» Short task: Copy each line in the data that includes the word "Institute".

— start of Data provided —

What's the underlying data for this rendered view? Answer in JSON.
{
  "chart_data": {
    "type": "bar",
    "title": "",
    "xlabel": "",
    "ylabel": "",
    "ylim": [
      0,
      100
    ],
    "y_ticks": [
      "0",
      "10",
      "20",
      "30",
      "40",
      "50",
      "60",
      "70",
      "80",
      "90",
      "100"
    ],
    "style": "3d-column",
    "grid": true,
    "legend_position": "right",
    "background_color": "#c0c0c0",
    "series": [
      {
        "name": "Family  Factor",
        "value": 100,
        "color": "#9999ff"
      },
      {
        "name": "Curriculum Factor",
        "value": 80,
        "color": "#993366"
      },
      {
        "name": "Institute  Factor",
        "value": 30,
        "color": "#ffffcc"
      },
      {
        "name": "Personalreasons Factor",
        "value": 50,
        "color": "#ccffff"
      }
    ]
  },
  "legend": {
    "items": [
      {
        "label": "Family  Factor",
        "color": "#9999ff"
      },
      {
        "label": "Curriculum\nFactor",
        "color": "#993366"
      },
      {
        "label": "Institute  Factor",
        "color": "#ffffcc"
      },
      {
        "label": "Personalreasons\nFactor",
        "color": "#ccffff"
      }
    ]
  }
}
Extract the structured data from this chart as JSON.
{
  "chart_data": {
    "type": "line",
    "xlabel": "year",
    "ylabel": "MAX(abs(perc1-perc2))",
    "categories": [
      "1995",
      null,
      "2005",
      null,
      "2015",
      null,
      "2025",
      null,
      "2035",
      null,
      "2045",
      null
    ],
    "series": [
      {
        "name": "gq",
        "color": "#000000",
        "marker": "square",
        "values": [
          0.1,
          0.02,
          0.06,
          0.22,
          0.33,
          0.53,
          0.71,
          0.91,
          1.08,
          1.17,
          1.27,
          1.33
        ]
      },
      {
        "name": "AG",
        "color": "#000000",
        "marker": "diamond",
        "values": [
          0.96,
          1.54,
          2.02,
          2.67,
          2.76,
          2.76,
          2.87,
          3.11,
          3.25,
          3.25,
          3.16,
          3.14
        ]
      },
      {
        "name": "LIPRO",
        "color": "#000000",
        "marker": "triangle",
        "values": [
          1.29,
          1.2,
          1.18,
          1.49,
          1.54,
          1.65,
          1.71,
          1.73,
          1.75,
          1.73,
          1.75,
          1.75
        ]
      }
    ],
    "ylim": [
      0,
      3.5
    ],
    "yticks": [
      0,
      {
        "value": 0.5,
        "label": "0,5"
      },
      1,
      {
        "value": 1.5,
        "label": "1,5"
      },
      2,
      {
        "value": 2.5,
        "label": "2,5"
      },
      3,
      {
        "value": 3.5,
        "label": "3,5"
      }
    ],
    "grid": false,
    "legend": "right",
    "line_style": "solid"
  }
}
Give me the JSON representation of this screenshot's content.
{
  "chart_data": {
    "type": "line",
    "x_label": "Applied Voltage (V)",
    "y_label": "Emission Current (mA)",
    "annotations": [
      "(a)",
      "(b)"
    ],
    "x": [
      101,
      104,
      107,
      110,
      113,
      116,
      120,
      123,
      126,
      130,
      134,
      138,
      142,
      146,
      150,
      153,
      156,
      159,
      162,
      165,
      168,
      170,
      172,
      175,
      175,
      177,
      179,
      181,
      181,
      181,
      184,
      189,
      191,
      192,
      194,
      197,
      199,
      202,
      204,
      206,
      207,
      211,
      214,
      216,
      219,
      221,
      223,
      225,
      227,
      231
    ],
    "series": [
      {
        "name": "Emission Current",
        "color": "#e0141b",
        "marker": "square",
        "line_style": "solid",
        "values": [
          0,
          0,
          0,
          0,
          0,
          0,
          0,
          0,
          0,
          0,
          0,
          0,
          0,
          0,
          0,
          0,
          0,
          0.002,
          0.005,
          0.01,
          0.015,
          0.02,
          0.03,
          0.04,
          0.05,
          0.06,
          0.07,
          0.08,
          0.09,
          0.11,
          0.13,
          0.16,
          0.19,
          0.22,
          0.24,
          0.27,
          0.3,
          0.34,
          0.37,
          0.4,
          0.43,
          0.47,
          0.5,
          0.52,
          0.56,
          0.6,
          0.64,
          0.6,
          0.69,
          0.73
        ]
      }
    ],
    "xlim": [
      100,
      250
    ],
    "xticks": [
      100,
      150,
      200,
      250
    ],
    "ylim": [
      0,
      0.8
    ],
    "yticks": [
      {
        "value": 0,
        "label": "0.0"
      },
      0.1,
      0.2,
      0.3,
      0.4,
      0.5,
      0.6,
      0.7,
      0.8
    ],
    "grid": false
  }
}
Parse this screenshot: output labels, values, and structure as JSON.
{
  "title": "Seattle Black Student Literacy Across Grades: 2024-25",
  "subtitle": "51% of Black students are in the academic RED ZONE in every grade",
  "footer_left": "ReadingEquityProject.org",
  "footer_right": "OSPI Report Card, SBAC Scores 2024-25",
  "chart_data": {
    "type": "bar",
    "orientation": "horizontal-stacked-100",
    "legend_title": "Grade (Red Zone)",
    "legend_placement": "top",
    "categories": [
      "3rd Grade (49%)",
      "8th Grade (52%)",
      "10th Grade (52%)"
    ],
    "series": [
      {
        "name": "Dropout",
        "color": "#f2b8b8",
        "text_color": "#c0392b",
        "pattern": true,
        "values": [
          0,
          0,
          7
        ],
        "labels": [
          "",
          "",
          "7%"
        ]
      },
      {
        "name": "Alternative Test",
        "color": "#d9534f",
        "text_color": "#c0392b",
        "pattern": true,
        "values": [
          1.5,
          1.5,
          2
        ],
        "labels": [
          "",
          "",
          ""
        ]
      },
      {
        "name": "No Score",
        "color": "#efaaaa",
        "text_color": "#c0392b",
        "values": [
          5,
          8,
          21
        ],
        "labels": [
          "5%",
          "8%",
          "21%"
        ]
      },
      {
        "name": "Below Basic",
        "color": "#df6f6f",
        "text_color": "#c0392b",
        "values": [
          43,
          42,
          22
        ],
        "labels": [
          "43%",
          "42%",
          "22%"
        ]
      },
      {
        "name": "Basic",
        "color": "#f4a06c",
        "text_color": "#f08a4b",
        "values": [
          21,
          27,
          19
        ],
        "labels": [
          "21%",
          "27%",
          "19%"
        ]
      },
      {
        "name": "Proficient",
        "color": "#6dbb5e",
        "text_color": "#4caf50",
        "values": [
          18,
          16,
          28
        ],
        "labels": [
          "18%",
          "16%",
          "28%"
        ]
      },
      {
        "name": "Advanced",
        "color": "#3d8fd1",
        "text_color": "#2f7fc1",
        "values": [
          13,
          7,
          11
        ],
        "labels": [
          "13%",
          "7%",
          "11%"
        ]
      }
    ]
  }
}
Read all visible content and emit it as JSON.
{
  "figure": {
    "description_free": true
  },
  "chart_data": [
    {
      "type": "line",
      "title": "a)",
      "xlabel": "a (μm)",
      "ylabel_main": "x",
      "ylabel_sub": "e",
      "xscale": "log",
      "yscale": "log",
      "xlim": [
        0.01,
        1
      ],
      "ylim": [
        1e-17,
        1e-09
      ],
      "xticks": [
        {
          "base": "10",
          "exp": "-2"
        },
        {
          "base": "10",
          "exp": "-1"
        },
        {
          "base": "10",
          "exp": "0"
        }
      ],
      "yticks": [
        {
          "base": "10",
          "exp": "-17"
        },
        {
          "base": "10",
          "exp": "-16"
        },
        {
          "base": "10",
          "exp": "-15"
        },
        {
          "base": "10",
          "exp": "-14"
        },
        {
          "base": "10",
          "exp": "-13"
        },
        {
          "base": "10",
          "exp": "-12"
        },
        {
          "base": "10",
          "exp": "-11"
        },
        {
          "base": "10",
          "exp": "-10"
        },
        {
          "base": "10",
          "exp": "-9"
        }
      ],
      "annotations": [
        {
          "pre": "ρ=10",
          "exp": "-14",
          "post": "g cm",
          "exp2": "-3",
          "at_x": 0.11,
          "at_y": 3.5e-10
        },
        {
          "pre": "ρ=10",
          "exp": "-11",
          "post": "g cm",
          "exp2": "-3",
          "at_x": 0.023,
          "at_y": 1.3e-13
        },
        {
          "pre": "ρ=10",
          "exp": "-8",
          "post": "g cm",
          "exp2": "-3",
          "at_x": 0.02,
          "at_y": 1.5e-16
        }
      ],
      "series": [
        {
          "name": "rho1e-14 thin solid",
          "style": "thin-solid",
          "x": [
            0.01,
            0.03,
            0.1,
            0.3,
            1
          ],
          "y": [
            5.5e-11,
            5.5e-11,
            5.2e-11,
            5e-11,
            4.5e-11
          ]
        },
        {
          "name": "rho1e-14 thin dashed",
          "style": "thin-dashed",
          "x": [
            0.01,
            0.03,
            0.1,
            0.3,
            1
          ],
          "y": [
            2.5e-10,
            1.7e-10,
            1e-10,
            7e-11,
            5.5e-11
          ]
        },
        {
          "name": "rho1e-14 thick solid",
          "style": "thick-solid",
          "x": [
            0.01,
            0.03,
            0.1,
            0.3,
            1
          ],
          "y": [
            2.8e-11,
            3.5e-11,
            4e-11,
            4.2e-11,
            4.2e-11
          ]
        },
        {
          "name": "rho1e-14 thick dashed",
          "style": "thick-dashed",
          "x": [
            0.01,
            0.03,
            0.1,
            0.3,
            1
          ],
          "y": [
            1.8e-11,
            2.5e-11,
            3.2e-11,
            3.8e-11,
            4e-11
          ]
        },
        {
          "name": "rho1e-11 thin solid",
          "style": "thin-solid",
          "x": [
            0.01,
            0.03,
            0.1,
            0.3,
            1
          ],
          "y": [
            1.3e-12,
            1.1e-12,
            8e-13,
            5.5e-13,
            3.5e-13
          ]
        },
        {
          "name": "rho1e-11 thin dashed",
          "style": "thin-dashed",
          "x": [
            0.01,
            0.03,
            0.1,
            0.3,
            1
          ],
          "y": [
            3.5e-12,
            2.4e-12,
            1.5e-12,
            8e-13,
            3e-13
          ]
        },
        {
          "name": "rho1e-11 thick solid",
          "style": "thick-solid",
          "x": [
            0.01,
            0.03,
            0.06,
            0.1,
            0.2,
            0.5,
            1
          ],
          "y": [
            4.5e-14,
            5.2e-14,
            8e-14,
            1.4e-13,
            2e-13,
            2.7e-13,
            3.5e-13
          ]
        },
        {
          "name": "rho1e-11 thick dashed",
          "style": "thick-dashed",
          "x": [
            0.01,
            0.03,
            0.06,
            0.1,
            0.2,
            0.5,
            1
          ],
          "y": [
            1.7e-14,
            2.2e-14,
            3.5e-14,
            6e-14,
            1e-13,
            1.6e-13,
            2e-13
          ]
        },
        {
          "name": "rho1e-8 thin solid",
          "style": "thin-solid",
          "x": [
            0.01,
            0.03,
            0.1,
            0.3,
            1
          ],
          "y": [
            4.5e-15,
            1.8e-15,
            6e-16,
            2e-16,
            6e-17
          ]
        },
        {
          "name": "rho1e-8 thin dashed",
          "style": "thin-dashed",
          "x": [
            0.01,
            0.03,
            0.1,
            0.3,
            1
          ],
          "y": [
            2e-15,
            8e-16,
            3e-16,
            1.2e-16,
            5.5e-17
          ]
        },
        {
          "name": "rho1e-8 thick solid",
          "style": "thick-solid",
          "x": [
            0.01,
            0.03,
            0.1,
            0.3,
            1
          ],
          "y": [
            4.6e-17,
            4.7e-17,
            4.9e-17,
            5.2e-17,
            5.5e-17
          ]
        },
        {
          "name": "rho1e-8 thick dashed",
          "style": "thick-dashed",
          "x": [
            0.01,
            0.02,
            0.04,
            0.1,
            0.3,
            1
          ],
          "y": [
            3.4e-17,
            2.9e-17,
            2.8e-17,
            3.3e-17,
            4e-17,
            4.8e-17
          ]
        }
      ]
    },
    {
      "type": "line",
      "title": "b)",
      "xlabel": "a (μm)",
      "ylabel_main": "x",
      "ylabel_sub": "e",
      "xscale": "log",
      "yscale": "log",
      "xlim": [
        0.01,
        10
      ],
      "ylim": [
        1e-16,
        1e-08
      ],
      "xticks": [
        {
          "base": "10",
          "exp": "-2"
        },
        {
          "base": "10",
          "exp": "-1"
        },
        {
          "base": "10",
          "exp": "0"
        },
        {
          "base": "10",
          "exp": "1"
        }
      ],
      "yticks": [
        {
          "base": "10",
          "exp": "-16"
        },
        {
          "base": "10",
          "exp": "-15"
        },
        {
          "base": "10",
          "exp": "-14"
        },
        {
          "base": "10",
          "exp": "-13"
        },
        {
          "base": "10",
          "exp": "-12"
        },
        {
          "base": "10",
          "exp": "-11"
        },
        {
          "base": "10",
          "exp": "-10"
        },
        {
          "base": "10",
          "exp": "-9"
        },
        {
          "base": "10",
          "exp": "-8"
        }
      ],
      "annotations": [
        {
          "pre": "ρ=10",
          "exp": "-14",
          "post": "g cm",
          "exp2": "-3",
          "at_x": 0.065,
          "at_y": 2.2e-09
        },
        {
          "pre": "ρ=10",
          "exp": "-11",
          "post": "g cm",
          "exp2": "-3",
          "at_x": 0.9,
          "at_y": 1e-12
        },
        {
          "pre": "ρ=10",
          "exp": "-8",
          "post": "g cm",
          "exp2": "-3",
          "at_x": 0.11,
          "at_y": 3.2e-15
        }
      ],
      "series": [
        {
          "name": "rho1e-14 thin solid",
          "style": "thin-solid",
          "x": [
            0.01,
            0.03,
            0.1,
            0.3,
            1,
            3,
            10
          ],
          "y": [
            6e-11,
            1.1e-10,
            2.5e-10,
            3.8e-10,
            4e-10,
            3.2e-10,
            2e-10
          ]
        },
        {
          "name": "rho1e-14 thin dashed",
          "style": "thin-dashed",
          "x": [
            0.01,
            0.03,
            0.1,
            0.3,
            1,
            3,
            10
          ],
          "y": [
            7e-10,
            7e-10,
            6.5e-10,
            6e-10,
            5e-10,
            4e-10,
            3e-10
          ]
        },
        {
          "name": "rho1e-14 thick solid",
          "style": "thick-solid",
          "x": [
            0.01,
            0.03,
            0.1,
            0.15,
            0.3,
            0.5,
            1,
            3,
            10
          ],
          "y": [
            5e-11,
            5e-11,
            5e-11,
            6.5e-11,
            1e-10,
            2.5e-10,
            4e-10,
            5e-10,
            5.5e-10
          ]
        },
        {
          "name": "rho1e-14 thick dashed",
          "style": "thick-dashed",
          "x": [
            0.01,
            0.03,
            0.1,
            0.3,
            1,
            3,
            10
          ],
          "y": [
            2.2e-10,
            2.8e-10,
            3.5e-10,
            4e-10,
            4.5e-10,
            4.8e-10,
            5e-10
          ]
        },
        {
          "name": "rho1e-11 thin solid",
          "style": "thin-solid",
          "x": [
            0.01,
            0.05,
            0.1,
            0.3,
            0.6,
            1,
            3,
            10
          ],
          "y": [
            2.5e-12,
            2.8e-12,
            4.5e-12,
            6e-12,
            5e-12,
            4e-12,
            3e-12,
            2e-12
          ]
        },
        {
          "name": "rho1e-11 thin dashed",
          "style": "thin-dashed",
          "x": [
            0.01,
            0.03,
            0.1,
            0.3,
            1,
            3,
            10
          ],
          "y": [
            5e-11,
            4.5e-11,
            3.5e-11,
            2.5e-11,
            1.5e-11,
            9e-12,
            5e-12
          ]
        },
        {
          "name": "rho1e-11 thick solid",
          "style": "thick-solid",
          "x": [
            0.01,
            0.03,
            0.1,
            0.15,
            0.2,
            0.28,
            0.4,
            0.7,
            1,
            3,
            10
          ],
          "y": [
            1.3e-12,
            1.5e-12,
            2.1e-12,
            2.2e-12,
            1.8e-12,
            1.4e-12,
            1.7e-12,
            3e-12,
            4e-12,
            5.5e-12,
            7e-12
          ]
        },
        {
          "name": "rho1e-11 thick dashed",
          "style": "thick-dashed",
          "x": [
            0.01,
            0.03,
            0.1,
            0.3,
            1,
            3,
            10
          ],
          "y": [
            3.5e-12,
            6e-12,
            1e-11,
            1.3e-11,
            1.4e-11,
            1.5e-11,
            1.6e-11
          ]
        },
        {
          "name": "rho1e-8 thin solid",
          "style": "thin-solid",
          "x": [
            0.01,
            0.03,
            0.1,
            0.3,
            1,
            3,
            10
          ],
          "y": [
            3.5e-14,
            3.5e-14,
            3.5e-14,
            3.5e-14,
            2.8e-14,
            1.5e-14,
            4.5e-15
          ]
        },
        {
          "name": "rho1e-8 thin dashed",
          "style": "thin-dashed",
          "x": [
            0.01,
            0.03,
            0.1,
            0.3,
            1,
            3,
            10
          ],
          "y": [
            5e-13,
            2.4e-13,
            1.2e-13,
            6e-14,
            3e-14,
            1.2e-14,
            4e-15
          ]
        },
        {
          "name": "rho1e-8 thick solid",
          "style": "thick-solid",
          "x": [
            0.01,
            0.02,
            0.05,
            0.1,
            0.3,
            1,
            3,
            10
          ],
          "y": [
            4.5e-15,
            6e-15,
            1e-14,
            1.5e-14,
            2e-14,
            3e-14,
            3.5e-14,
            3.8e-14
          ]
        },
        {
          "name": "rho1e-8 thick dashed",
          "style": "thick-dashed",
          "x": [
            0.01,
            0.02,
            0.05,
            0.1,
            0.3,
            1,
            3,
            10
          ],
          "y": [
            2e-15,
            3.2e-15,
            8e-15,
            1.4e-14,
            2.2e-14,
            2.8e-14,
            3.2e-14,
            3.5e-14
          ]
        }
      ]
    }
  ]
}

— end of Data provided —

» Final result:
        "name": "Institute  Factor",
        "label": "Institute  Factor",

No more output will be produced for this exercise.